> EXERCISE TASK:
Give every line from the entries that contains "recorder".

> MATERIAL FOR THE TASK:
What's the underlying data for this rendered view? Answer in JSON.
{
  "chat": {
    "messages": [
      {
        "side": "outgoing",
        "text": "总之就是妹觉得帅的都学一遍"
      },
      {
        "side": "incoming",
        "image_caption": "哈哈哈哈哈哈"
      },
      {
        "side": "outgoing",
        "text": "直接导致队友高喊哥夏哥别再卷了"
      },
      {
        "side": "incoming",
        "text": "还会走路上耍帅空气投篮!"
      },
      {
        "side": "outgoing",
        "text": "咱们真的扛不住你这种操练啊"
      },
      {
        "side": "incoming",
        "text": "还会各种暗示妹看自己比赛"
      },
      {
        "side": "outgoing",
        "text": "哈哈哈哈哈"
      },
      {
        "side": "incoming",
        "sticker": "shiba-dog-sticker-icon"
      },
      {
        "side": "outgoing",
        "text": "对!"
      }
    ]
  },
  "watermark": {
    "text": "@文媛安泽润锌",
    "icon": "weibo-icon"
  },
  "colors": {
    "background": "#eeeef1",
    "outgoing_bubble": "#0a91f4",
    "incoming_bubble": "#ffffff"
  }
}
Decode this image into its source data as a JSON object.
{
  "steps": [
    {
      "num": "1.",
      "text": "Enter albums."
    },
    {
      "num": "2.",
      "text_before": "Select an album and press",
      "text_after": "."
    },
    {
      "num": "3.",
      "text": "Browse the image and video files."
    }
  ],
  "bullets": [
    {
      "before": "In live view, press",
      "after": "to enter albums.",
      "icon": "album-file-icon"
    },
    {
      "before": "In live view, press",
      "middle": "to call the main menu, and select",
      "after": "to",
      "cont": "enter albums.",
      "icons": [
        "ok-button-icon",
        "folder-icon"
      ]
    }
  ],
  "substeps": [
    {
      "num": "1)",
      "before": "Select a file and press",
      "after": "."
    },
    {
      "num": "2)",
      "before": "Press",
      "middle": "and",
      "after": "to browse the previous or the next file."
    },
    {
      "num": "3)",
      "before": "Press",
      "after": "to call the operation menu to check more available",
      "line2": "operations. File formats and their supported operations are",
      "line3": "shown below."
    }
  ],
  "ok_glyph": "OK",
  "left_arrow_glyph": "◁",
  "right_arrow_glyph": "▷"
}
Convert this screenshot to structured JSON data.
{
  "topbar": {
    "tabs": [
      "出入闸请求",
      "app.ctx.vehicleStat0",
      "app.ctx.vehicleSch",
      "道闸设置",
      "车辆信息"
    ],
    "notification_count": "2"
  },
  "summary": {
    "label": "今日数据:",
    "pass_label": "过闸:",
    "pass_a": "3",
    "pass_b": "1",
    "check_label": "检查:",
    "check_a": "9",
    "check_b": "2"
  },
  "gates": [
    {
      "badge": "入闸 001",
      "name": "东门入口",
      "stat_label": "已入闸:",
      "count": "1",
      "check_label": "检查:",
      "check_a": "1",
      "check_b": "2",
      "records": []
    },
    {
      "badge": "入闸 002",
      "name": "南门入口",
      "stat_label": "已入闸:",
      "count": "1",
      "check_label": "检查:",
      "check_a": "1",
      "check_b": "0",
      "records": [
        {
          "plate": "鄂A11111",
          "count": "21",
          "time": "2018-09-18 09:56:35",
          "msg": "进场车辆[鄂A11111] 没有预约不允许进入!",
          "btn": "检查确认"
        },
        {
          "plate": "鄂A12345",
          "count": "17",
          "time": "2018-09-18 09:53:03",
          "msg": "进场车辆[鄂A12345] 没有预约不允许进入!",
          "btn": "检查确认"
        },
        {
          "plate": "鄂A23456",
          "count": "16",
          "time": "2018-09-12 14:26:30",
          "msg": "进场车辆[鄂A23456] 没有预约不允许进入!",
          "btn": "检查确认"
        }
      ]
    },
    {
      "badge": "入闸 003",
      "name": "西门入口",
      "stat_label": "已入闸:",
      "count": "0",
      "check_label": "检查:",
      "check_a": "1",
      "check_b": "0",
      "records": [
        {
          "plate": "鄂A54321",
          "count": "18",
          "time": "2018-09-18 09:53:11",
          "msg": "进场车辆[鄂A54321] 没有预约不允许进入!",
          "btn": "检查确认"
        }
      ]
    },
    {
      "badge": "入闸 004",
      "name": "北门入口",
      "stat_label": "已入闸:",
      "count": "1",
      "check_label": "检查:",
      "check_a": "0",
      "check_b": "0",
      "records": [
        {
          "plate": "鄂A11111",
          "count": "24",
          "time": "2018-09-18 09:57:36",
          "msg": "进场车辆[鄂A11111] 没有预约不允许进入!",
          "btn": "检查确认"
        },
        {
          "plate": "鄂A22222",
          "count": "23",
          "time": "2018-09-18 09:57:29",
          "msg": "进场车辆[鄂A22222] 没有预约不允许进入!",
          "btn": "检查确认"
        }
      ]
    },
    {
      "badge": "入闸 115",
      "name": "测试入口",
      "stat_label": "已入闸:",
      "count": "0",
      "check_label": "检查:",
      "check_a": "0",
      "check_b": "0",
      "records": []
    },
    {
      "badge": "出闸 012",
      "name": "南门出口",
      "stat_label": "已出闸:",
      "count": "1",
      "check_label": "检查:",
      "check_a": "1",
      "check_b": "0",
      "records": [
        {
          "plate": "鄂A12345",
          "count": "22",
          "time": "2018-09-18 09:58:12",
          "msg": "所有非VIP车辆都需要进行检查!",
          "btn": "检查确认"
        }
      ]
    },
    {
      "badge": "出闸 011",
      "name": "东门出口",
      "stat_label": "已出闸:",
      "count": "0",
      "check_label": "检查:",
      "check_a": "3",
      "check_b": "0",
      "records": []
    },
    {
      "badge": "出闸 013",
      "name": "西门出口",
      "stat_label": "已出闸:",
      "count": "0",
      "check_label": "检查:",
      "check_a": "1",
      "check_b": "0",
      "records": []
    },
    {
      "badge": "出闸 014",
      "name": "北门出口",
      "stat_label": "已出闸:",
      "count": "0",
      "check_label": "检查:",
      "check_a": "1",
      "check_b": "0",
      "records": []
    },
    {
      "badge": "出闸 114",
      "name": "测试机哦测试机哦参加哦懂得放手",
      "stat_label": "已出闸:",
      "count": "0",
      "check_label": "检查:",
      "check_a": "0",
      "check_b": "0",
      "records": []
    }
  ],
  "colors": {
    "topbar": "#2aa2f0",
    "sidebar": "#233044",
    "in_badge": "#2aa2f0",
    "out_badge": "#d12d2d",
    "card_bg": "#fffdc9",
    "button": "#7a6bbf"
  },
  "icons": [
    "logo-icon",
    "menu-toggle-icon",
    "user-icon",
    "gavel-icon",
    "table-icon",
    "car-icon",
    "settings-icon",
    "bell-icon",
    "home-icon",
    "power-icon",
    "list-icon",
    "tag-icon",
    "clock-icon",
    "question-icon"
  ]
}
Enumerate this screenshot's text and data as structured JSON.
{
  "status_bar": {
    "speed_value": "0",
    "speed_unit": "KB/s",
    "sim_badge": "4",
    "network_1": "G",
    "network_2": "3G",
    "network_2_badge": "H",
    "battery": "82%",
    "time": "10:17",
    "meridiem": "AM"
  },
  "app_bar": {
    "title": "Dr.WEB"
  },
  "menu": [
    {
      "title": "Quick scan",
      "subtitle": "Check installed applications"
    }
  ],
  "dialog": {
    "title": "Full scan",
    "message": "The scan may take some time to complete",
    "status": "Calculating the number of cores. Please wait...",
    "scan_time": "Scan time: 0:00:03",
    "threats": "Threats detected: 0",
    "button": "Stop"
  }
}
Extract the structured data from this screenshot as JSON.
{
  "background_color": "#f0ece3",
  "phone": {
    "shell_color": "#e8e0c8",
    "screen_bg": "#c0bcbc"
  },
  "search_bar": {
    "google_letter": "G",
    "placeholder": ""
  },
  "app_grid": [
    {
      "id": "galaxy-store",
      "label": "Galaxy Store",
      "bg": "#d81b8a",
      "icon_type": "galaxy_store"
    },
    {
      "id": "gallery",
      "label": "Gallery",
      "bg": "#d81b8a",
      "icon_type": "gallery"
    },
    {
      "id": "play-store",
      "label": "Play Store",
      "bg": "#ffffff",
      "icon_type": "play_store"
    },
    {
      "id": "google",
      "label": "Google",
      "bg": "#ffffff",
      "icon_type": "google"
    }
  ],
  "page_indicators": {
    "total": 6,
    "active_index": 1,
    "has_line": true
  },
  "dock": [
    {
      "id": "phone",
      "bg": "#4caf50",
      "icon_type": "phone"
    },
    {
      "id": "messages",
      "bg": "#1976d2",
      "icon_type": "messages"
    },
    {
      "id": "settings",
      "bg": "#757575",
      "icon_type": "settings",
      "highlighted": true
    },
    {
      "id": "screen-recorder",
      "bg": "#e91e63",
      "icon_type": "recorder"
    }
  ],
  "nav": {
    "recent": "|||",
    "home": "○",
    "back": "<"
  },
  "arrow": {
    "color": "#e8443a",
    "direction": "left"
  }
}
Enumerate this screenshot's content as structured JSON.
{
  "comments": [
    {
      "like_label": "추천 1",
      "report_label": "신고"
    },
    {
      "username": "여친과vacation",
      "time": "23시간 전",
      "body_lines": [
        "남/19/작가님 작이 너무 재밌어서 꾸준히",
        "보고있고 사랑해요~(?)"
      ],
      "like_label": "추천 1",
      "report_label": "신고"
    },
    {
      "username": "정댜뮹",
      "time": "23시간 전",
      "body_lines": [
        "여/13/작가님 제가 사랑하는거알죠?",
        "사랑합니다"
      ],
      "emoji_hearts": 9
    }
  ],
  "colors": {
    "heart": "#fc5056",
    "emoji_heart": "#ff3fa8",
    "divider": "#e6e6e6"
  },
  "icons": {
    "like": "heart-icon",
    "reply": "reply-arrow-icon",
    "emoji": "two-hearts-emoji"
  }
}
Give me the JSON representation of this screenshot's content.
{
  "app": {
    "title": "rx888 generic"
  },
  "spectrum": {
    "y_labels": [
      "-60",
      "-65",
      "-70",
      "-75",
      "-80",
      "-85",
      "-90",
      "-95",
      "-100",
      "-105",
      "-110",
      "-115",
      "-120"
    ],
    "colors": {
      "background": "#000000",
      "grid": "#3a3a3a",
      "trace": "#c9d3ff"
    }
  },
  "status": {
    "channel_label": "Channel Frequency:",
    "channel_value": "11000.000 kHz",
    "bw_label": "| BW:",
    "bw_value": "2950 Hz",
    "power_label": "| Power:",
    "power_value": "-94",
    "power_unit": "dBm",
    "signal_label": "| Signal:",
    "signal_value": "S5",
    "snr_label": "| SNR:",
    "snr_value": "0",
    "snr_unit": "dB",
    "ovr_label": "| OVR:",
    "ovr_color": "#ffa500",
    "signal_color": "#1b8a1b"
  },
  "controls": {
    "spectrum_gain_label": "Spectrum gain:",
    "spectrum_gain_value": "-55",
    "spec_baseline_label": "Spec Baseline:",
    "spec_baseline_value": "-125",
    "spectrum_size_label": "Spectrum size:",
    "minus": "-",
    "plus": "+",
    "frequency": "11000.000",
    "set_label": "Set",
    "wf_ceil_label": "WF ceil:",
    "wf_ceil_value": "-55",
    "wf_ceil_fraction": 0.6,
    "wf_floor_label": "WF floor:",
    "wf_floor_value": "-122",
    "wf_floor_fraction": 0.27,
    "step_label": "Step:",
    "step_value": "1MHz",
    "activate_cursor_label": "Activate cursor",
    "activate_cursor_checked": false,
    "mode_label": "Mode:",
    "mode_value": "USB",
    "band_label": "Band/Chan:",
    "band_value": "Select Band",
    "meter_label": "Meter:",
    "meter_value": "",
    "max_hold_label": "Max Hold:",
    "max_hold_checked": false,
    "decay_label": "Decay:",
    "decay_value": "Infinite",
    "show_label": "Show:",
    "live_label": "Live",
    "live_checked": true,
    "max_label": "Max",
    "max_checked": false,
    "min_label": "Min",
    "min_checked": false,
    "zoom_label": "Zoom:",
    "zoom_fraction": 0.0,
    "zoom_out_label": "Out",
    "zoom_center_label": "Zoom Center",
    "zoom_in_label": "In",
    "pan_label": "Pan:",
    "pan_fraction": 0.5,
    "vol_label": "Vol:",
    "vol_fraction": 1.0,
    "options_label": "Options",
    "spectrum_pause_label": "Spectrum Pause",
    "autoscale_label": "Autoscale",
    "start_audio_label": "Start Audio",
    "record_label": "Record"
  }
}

> TASK OUTPUT:
      "id": "screen-recorder",
      "icon_type": "recorder"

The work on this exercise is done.